• Document text
● ● ●

For my rewrite of UTF-8 to UTF-16/32, look at
https://github.com/moshbear/fastcgipp/blob/master/src/utf8_cvt.cpp.
While it can still decode above U+10FFFF, it's still more RFC 3629
compliant than utf8_codecvt_facet. It also supports true UTF-16.
I know that is how it stores it internally.
My question is "how". Given that I have data that are file names and encoded in UTF-8,
how do I make the Boost path class accept them, and operate conveniently enough to be
worth using instead of plain strings?
On Fri, Nov 4, 2011 at 22:54, Andrey Moshbear <andre...@gmail.com> wrote:
> For my rewrite of UTF-8 to UTF-16/32, look at
> https://github.com/moshbear/fastcgipp/blob/master/src/utf8_cvt.cpp.
So this is a codecvt that I should use as the extra argument, that works better than the
undocumented one that came with Boost?
And, the implicit answer is that this is indeed how I do it?
But:
1) When I write something like
path p2= p1 / "Foo" / s1 / name;
there is no place to pass the extra codecvt argument. I thought it might take strings and
keep the existing encoding, but it actually uses the default code page. How can I use
path in a simple and convenient manner given that in this program all the strings I will
use with it are already in UTF-8?
2) How can I write a line like:
path p2 (somestring, codecvt());
in a portable manner? On the Mac the internal representation is char, so will it object
to having the codecvt passed? Once I set things up, I want the bulk of the source code to
be the same on all platforms, so writing the argument on Windows and leaving it out on Mac
is not acceptable.

● ● ●

• Problem details
Do these statements agree with the Boost path discussion? Answer yes or no for each, quoting the words of the text that decide it. (a) The linked UTF-8 rewrite can still decode above U+10FFFF. (b) The writer would accept writing the codecvt argument on Windows and leaving it out on Mac. (c) When path is given strings, it keeps their existing encoding.

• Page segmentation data
● ● ●

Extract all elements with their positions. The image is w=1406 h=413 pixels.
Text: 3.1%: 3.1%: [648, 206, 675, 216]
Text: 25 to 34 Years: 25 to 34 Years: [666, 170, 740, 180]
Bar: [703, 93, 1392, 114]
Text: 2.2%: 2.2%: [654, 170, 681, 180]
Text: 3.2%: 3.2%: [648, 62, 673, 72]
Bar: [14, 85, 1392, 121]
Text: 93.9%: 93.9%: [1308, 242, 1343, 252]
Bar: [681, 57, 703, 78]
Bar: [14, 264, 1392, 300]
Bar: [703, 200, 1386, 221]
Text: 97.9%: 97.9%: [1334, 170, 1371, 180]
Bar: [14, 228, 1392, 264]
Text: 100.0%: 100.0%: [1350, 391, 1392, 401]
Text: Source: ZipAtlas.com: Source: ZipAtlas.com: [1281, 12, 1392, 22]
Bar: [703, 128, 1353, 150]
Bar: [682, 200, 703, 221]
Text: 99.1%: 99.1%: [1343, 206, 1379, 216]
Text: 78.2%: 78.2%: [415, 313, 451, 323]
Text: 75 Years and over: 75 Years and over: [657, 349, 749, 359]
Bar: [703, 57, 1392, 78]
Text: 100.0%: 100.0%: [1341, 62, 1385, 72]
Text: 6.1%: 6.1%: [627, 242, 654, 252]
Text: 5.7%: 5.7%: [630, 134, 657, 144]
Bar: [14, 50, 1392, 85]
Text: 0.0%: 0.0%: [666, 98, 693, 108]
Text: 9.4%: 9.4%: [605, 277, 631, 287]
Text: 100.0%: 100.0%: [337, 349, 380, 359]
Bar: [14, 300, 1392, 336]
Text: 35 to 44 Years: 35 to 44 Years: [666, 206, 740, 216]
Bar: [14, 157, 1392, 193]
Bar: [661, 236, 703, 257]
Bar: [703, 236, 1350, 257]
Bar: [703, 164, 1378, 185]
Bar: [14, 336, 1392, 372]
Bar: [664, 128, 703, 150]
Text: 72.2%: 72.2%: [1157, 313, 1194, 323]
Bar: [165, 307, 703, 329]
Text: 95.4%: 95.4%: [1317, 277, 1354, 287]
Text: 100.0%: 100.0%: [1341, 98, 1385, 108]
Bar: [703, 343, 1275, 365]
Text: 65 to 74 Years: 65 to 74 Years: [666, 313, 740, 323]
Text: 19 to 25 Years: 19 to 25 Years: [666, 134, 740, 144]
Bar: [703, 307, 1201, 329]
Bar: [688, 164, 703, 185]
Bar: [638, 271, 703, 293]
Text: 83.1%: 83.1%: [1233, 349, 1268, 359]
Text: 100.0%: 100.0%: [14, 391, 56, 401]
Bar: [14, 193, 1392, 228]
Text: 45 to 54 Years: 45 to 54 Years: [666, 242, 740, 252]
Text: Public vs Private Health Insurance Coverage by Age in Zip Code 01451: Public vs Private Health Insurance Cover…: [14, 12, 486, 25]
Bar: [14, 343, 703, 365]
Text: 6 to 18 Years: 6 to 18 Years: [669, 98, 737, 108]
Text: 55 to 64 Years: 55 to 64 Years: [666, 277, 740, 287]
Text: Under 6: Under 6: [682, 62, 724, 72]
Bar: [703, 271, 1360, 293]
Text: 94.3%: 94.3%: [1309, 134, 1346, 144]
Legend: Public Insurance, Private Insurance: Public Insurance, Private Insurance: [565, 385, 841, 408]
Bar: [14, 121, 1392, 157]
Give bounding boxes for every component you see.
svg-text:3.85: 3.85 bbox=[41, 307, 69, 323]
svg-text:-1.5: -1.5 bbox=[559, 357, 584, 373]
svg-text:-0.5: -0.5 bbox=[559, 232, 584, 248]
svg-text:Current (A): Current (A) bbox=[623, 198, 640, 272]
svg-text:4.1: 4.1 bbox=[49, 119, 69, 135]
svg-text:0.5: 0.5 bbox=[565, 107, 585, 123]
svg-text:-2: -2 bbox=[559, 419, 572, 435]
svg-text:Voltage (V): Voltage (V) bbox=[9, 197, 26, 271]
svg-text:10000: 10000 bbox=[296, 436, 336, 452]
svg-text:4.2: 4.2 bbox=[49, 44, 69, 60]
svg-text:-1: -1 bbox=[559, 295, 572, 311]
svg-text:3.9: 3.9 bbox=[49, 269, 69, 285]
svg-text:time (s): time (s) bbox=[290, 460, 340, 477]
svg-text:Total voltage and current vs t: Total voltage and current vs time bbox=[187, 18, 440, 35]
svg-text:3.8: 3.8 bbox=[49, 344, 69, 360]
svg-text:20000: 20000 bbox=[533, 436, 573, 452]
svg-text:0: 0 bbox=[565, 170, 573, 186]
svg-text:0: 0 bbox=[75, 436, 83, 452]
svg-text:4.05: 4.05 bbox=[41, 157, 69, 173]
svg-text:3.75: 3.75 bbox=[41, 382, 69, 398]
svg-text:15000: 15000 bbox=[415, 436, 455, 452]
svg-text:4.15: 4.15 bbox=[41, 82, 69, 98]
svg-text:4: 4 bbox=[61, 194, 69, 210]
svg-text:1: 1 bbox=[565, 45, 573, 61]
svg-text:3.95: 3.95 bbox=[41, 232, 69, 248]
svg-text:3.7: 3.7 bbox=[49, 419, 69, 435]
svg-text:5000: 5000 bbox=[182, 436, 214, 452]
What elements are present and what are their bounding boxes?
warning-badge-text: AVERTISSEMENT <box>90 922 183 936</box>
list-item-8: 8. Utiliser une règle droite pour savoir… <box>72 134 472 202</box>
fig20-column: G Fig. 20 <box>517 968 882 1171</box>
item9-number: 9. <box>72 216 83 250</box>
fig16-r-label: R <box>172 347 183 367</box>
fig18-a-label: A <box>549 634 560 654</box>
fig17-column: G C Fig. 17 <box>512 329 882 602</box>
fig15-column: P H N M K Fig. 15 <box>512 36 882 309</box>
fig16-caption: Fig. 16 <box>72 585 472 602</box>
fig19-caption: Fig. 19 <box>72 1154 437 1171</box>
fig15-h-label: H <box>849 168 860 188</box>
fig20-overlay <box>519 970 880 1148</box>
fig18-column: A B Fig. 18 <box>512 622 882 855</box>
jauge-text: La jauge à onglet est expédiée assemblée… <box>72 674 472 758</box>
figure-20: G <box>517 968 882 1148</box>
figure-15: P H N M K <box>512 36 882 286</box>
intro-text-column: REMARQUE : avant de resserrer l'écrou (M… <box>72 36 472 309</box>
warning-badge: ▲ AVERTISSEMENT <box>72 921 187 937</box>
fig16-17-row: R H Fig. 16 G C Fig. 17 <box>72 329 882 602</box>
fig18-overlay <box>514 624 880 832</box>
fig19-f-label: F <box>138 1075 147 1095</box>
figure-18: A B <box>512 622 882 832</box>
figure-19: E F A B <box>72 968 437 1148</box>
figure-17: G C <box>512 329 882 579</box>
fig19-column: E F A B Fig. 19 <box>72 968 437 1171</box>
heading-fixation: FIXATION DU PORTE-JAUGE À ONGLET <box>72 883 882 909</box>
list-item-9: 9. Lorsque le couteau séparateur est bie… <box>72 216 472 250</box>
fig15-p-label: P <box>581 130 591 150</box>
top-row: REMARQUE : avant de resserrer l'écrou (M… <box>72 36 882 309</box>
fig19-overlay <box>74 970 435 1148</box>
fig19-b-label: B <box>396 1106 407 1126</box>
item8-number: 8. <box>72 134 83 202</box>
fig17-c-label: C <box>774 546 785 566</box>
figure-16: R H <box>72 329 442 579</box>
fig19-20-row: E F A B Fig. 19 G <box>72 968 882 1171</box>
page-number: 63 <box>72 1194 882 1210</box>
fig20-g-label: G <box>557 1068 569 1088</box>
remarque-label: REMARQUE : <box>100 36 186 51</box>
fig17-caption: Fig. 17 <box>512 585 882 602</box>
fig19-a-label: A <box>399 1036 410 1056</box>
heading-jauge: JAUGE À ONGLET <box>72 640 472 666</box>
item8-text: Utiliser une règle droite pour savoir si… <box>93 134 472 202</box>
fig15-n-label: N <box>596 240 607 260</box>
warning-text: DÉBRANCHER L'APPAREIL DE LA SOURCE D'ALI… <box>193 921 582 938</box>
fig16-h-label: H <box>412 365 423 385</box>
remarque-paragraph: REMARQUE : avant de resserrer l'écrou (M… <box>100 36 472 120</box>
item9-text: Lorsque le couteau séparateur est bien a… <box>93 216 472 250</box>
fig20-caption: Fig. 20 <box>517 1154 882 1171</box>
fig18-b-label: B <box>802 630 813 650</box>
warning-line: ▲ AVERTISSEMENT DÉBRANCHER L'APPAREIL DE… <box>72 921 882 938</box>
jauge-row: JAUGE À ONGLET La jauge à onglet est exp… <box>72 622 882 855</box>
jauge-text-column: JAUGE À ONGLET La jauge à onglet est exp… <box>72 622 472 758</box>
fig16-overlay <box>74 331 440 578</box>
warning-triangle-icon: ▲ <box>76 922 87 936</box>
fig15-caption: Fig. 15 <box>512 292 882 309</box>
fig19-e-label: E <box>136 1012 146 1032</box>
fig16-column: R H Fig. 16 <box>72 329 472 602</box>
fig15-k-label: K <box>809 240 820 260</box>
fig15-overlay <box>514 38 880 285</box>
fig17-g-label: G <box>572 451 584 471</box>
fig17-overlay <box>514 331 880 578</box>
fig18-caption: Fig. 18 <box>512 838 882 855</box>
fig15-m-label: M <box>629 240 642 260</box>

● ● ●

• Output for this task
(a) Yes: "While it can still decode above U+10FFFF"
(b) No: "writing the argument on Windows and leaving it out on Mac is not acceptable"
(c) No: "I thought it might take strings and keep the existing encoding, but it actually uses the default code page"